• **WHAT TO PRODUCE**: Collect every line below that contains the word "arrow".

• **DATA RECORDS**:
-- -- --
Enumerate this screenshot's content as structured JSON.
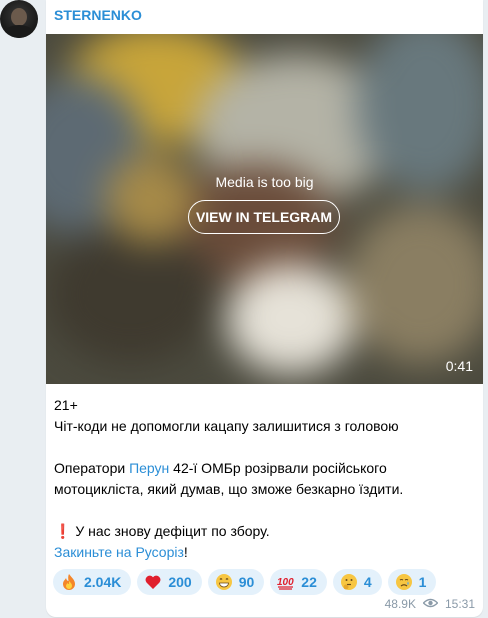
{
  "channel": {
    "name": "STERNENKO"
  },
  "media": {
    "notice": "Media is too big",
    "button_label": "VIEW IN TELEGRAM",
    "duration": "0:41"
  },
  "post": {
    "line1": "21+",
    "line2": "Чіт-коди не допомогли кацапу залишитися з головою",
    "para2_prefix": "Оператори ",
    "para2_link": "Перун",
    "para2_rest_line1": " 42-ї ОМБр розірвали російського",
    "para2_line2": "мотоцикліста, який думав, що зможе безкарно їздити.",
    "warning_icon": "❗",
    "warning_text": " У нас знову дефіцит по збору.",
    "cta_link": "Закиньте на Русоріз",
    "cta_suffix": "!"
  },
  "reactions": [
    {
      "icon": "fire-emoji",
      "count": "2.04K"
    },
    {
      "icon": "heart-emoji",
      "count": "200"
    },
    {
      "icon": "grin-emoji",
      "count": "90"
    },
    {
      "icon": "hundred-emoji",
      "count": "22"
    },
    {
      "icon": "thinking-emoji",
      "count": "4"
    },
    {
      "icon": "crying-emoji",
      "count": "1"
    }
  ],
  "meta": {
    "views": "48.9K",
    "time": "15:31"
  },
  "colors": {
    "accent": "#2b8ed6",
    "reaction_bg": "#e4f1fb",
    "background": "#e9eef2"
  }
}
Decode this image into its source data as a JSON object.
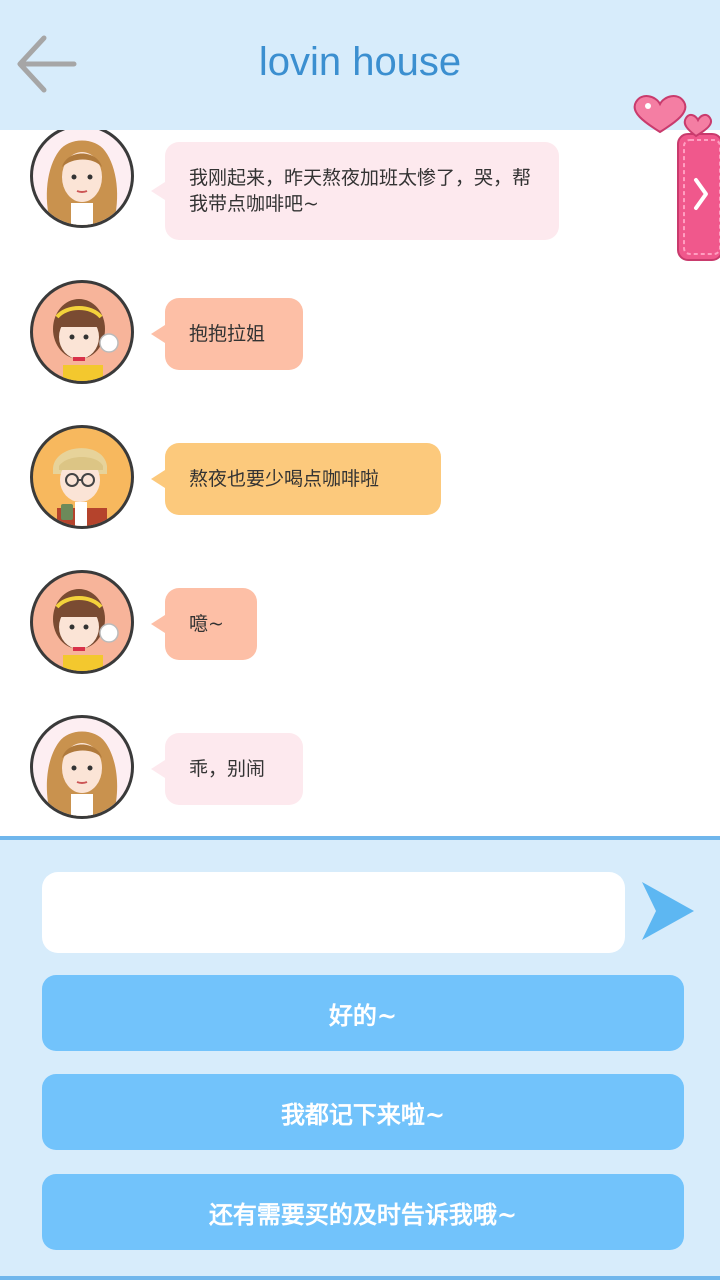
{
  "header": {
    "title": "lovin house",
    "back_icon": "arrow-left-icon"
  },
  "messages": [
    {
      "avatar": "girl-long-hair-avatar",
      "text": "我刚起来，昨天熬夜加班太惨了，哭，帮我带点咖啡吧~",
      "bubble_color": "#fde9ee"
    },
    {
      "avatar": "girl-bangs-avatar",
      "text": "抱抱拉姐",
      "bubble_color": "#fdbfa6"
    },
    {
      "avatar": "boy-glasses-avatar",
      "text": "熬夜也要少喝点咖啡啦",
      "bubble_color": "#fcc97c"
    },
    {
      "avatar": "girl-bangs-avatar",
      "text": "噫~",
      "bubble_color": "#fdbfa6"
    },
    {
      "avatar": "girl-long-hair-avatar",
      "text": "乖，别闹",
      "bubble_color": "#fde9ee"
    }
  ],
  "side_tab": {
    "icon": "heart-chevron-right-icon",
    "color": "#f0588c"
  },
  "composer": {
    "input_value": "",
    "input_placeholder": "",
    "send_icon": "send-arrow-icon"
  },
  "quick_replies": [
    {
      "label": "好的~"
    },
    {
      "label": "我都记下来啦~"
    },
    {
      "label": "还有需要买的及时告诉我哦~"
    }
  ],
  "colors": {
    "header_bg": "#d7ecfb",
    "title": "#3b8fd0",
    "reply_button": "#72c3fb",
    "send_icon": "#5db7f2"
  }
}
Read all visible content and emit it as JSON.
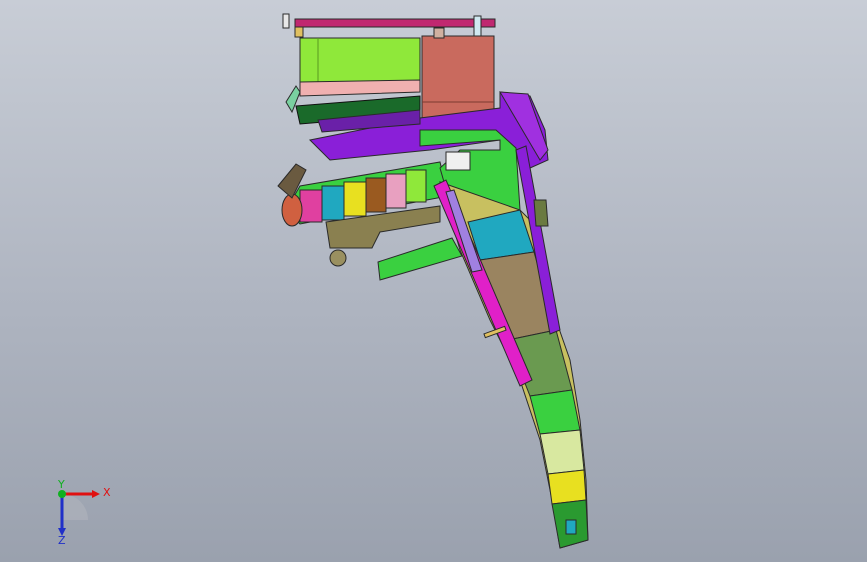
{
  "viewport": {
    "background_top": "#c8cdd6",
    "background_bottom": "#9aa1ae"
  },
  "triad": {
    "x_label": "X",
    "y_label": "Y",
    "z_label": "Z",
    "x_color": "#e01010",
    "y_color": "#10b020",
    "z_color": "#2030c8"
  },
  "model": {
    "name_icon": "cad-assembly-icon",
    "palette": {
      "lime": "#8fe83a",
      "salmon": "#c96a5e",
      "purple": "#8a1fd8",
      "magenta": "#e020c8",
      "cyan": "#20a8c0",
      "tan": "#9a8460",
      "olive": "#8a8050",
      "green": "#3ad040",
      "yellow": "#e8e020",
      "pink": "#d0508a",
      "dark": "#2a2a2a"
    }
  }
}
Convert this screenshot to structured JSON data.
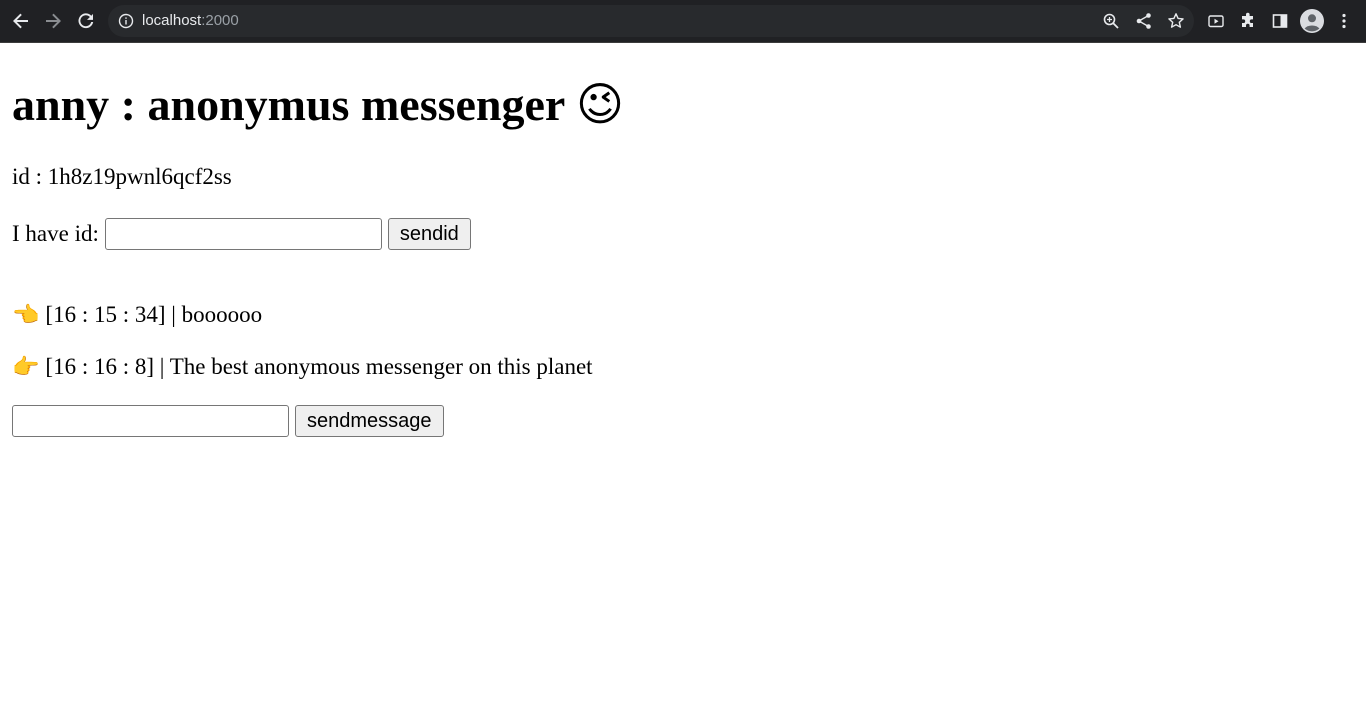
{
  "browser": {
    "url_host": "localhost",
    "url_port": ":2000"
  },
  "page": {
    "title": "anny : anonymus messenger",
    "title_emoji": "😉",
    "id_line": "id : 1h8z19pwnl6qcf2ss",
    "have_id_label": "I have id:",
    "have_id_input_value": "",
    "sendid_label": "sendid",
    "messages": [
      {
        "direction": "incoming",
        "icon": "👈",
        "text": "[16 : 15 : 34] | boooooo"
      },
      {
        "direction": "outgoing",
        "icon": "👉",
        "text": "[16 : 16 : 8] | The best anonymous messenger on this planet"
      }
    ],
    "message_input_value": "",
    "sendmessage_label": "sendmessage"
  }
}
-- -- --
• **COMPLETE OUTPUT**:
    "back_icon": "arrow-left-icon"
    "send_icon": "send-arrow-icon"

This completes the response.